Directions: Your answer should be a single number: the count of lines in the material below that hold "запись".

[start of Provided records]

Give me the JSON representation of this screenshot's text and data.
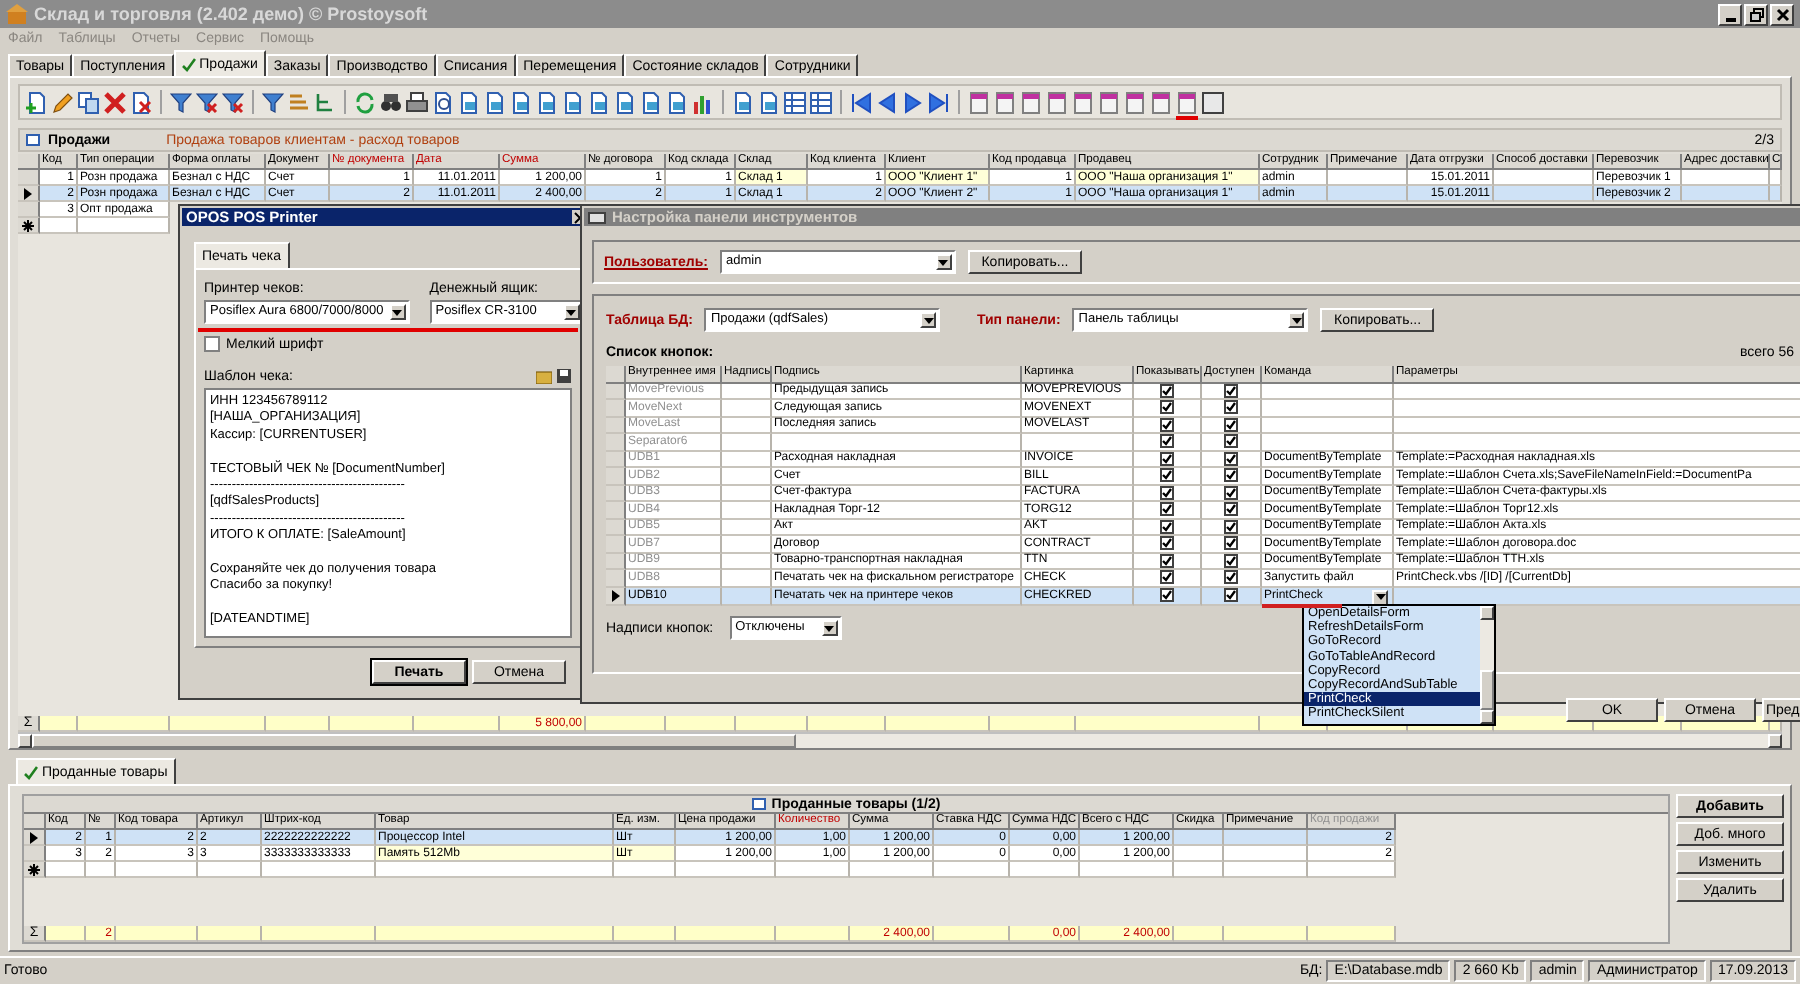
{
  "window": {
    "title": "Склад и торговля (2.402 демо) © Prostoysoft"
  },
  "menu": [
    "Файл",
    "Таблицы",
    "Отчеты",
    "Сервис",
    "Помощь"
  ],
  "tabs": [
    {
      "label": "Товары",
      "selected": false
    },
    {
      "label": "Поступления",
      "selected": false
    },
    {
      "label": "Продажи",
      "selected": true
    },
    {
      "label": "Заказы",
      "selected": false
    },
    {
      "label": "Производство",
      "selected": false
    },
    {
      "label": "Списания",
      "selected": false
    },
    {
      "label": "Перемещения",
      "selected": false
    },
    {
      "label": "Состояние складов",
      "selected": false
    },
    {
      "label": "Сотрудники",
      "selected": false
    }
  ],
  "toolbar": [
    {
      "kind": "doc-add"
    },
    {
      "kind": "pencil"
    },
    {
      "kind": "copy"
    },
    {
      "kind": "cross"
    },
    {
      "kind": "doc-cross"
    },
    {
      "kind": "sep"
    },
    {
      "kind": "filter"
    },
    {
      "kind": "filter-x"
    },
    {
      "kind": "filter-x"
    },
    {
      "kind": "sep"
    },
    {
      "kind": "filter"
    },
    {
      "kind": "sort"
    },
    {
      "kind": "tree"
    },
    {
      "kind": "sep"
    },
    {
      "kind": "refresh"
    },
    {
      "kind": "binoculars"
    },
    {
      "kind": "printer"
    },
    {
      "kind": "preview"
    },
    {
      "kind": "doc"
    },
    {
      "kind": "doc"
    },
    {
      "kind": "doc"
    },
    {
      "kind": "doc"
    },
    {
      "kind": "doc"
    },
    {
      "kind": "doc"
    },
    {
      "kind": "doc"
    },
    {
      "kind": "doc"
    },
    {
      "kind": "doc"
    },
    {
      "kind": "chart"
    },
    {
      "kind": "sep"
    },
    {
      "kind": "doc"
    },
    {
      "kind": "doc"
    },
    {
      "kind": "grid"
    },
    {
      "kind": "grid"
    },
    {
      "kind": "sep"
    },
    {
      "kind": "first"
    },
    {
      "kind": "prev"
    },
    {
      "kind": "next"
    },
    {
      "kind": "last"
    },
    {
      "kind": "sep"
    },
    {
      "kind": "report"
    },
    {
      "kind": "report"
    },
    {
      "kind": "report"
    },
    {
      "kind": "report"
    },
    {
      "kind": "report"
    },
    {
      "kind": "report"
    },
    {
      "kind": "report"
    },
    {
      "kind": "report"
    },
    {
      "kind": "report",
      "marked": true
    },
    {
      "kind": "box"
    }
  ],
  "sales": {
    "sum_symbol": "Σ",
    "title": "Продажи",
    "subtitle": "Продажа товаров клиентам - расход товаров",
    "counter": "2/3",
    "columns": [
      {
        "label": "Код"
      },
      {
        "label": "Тип операции"
      },
      {
        "label": "Форма оплаты"
      },
      {
        "label": "Документ"
      },
      {
        "label": "№ документа",
        "color": "#c00000"
      },
      {
        "label": "Дата",
        "color": "#c00000"
      },
      {
        "label": "Сумма",
        "color": "#c00000",
        "total": "5 800,00"
      },
      {
        "label": "№ договора"
      },
      {
        "label": "Код склада"
      },
      {
        "label": "Склад",
        "lookup": true
      },
      {
        "label": "Код клиента"
      },
      {
        "label": "Клиент",
        "lookup": true
      },
      {
        "label": "Код продавца"
      },
      {
        "label": "Продавец",
        "lookup": true
      },
      {
        "label": "Сотрудник"
      },
      {
        "label": "Примечание"
      },
      {
        "label": "Дата отгрузки"
      },
      {
        "label": "Способ доставки"
      },
      {
        "label": "Перевозчик"
      },
      {
        "label": "Адрес доставки"
      },
      {
        "label": "С"
      }
    ],
    "rows": [
      {
        "kind": "record",
        "selected": false,
        "cells": [
          "1",
          "Розн продажа",
          "Безнал с НДС",
          "Счет",
          "1",
          "11.01.2011",
          "1 200,00",
          "1",
          "1",
          "Склад 1",
          "1",
          "ООО \"Клиент 1\"",
          "1",
          "ООО \"Наша организация 1\"",
          "admin",
          null,
          "15.01.2011",
          null,
          "Перевозчик 1",
          null,
          null
        ]
      },
      {
        "kind": "record",
        "selected": true,
        "cells": [
          "2",
          "Розн продажа",
          "Безнал с НДС",
          "Счет",
          "2",
          "11.01.2011",
          "2 400,00",
          "2",
          "1",
          "Склад 1",
          "2",
          "ООО \"Клиент 2\"",
          "1",
          "ООО \"Наша организация 1\"",
          "admin",
          null,
          "15.01.2011",
          null,
          "Перевозчик 2",
          null,
          null
        ]
      },
      {
        "kind": "record",
        "selected": false,
        "cells": [
          "3",
          "Опт продажа"
        ]
      },
      {
        "kind": "new",
        "selected": false,
        "cells": [
          null,
          null
        ]
      }
    ]
  },
  "details": {
    "sum_symbol": "Σ",
    "tab": "Проданные товары",
    "title": "Проданные товары (1/2)",
    "columns": [
      {
        "label": "Код"
      },
      {
        "label": "№",
        "total": "2"
      },
      {
        "label": "Код товара"
      },
      {
        "label": "Артикул"
      },
      {
        "label": "Штрих-код"
      },
      {
        "label": "Товар",
        "lookup": true
      },
      {
        "label": "Ед. изм.",
        "lookup": true
      },
      {
        "label": "Цена продажи"
      },
      {
        "label": "Количество",
        "color": "#c00000"
      },
      {
        "label": "Сумма",
        "total": "2 400,00"
      },
      {
        "label": "Ставка НДС"
      },
      {
        "label": "Сумма НДС",
        "total": "0,00"
      },
      {
        "label": "Всего с НДС",
        "total": "2 400,00"
      },
      {
        "label": "Скидка"
      },
      {
        "label": "Примечание"
      },
      {
        "label": "Код продажи",
        "color": "#909090"
      }
    ],
    "rows": [
      {
        "kind": "record",
        "selected": true,
        "cells": [
          "2",
          "1",
          "2",
          "2",
          "2222222222222",
          "Процессор Intel",
          "Шт",
          "1 200,00",
          "1,00",
          "1 200,00",
          "0",
          "0,00",
          "1 200,00",
          null,
          null,
          "2"
        ]
      },
      {
        "kind": "record",
        "selected": false,
        "cells": [
          "3",
          "2",
          "3",
          "3",
          "3333333333333",
          "Память 512Mb",
          "Шт",
          "1 200,00",
          "1,00",
          "1 200,00",
          "0",
          "0,00",
          "1 200,00",
          null,
          null,
          "2"
        ]
      },
      {
        "kind": "new",
        "selected": false,
        "cells": [
          null,
          null,
          null,
          null,
          null,
          null,
          null,
          null,
          null,
          null,
          null,
          null,
          null,
          null,
          null,
          null
        ]
      }
    ],
    "buttons": [
      "Добавить",
      "Доб. много",
      "Изменить",
      "Удалить"
    ]
  },
  "pos_printer": {
    "title": "OPOS POS Printer",
    "tab": "Печать чека",
    "printer_label": "Принтер чеков:",
    "printer": "Posiflex Aura 6800/7000/8000",
    "drawer_label": "Денежный ящик:",
    "drawer": "Posiflex CR-3100",
    "devices_marked": true,
    "small_font": {
      "label": "Мелкий шрифт",
      "checked": false
    },
    "template_label": "Шаблон чека:",
    "template": "ИНН 123456789112\n[НАША_ОРГАНИЗАЦИЯ]\nКассир: [CURRENTUSER]\n\nТЕСТОВЫЙ ЧЕК № [DocumentNumber]\n---------------------------------------------\n[qdfSalesProducts]\n---------------------------------------------\nИТОГО К ОПЛАТЕ: [SaleAmount]\n\nСохраняйте чек до получения товара\nСпасибо за покупку!\n\n[DATEANDTIME]",
    "buttons": [
      "Печать",
      "Отмена"
    ]
  },
  "toolbar_settings": {
    "title": "Настройка панели инструментов",
    "user_label": "Пользователь:",
    "user": "admin",
    "copy1": "Копировать...",
    "table_label": "Таблица БД:",
    "table": "Продажи (qdfSales)",
    "panel_label": "Тип панели:",
    "panel": "Панель таблицы",
    "copy2": "Копировать...",
    "list_label": "Список кнопок:",
    "total": "всего 56",
    "columns": [
      "Внутреннее имя",
      "Надпись",
      "Подпись",
      "Картинка",
      "Показывать",
      "Доступен",
      "Команда",
      "Параметры"
    ],
    "rows": [
      {
        "name": "MovePrevious",
        "label": "Предыдущая запись",
        "picture": "MOVEPREVIOUS",
        "show": true,
        "enabled": true,
        "command": null,
        "params": null,
        "selected": false
      },
      {
        "name": "MoveNext",
        "label": "Следующая запись",
        "picture": "MOVENEXT",
        "show": true,
        "enabled": true,
        "command": null,
        "params": null,
        "selected": false
      },
      {
        "name": "MoveLast",
        "label": "Последняя запись",
        "picture": "MOVELAST",
        "show": true,
        "enabled": true,
        "command": null,
        "params": null,
        "selected": false
      },
      {
        "name": "Separator6",
        "label": null,
        "picture": null,
        "show": true,
        "enabled": true,
        "command": null,
        "params": null,
        "selected": false
      },
      {
        "name": "UDB1",
        "label": "Расходная накладная",
        "picture": "INVOICE",
        "show": true,
        "enabled": true,
        "command": "DocumentByTemplate",
        "params": "Template:=Расходная накладная.xls",
        "selected": false
      },
      {
        "name": "UDB2",
        "label": "Счет",
        "picture": "BILL",
        "show": true,
        "enabled": true,
        "command": "DocumentByTemplate",
        "params": "Template:=Шаблон Счета.xls;SaveFileNameInField:=DocumentPa",
        "selected": false
      },
      {
        "name": "UDB3",
        "label": "Счет-фактура",
        "picture": "FACTURA",
        "show": true,
        "enabled": true,
        "command": "DocumentByTemplate",
        "params": "Template:=Шаблон Счета-фактуры.xls",
        "selected": false
      },
      {
        "name": "UDB4",
        "label": "Накладная Торг-12",
        "picture": "TORG12",
        "show": true,
        "enabled": true,
        "command": "DocumentByTemplate",
        "params": "Template:=Шаблон Торг12.xls",
        "selected": false
      },
      {
        "name": "UDB5",
        "label": "Акт",
        "picture": "AKT",
        "show": true,
        "enabled": true,
        "command": "DocumentByTemplate",
        "params": "Template:=Шаблон Акта.xls",
        "selected": false
      },
      {
        "name": "UDB7",
        "label": "Договор",
        "picture": "CONTRACT",
        "show": true,
        "enabled": true,
        "command": "DocumentByTemplate",
        "params": "Template:=Шаблон договора.doc",
        "selected": false
      },
      {
        "name": "UDB9",
        "label": "Товарно-транспортная накладная",
        "picture": "TTN",
        "show": true,
        "enabled": true,
        "command": "DocumentByTemplate",
        "params": "Template:=Шаблон ТТН.xls",
        "selected": false
      },
      {
        "name": "UDB8",
        "label": "Печатать чек на фискальном регистраторе",
        "picture": "CHECK",
        "show": true,
        "enabled": true,
        "command": "Запустить файл",
        "params": "PrintCheck.vbs /[ID] /[CurrentDb]",
        "selected": false
      },
      {
        "name": "UDB10",
        "label": "Печатать чек на принтере чеков",
        "picture": "CHECKRED",
        "show": true,
        "enabled": true,
        "command": "PrintCheck",
        "params": null,
        "selected": true,
        "command_marked": true
      }
    ],
    "command_options": [
      {
        "label": "OpenDetailsForm",
        "selected": false
      },
      {
        "label": "RefreshDetailsForm",
        "selected": false
      },
      {
        "label": "GoToRecord",
        "selected": false
      },
      {
        "label": "GoToTableAndRecord",
        "selected": false
      },
      {
        "label": "CopyRecord",
        "selected": false
      },
      {
        "label": "CopyRecordAndSubTable",
        "selected": false
      },
      {
        "label": "PrintCheck",
        "selected": true
      },
      {
        "label": "PrintCheckSilent",
        "selected": false
      }
    ],
    "captions_label": "Надписи кнопок:",
    "captions": "Отключены",
    "buttons": [
      "OK",
      "Отмена",
      "Пред"
    ]
  },
  "status_bar": {
    "text": "Готово",
    "db_label": "БД:",
    "fields": [
      "E:\\Database.mdb",
      "2 660 Kb",
      "admin",
      "Администратор",
      "17.09.2013"
    ]
  }
}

[end of Provided records]

Correct output: 3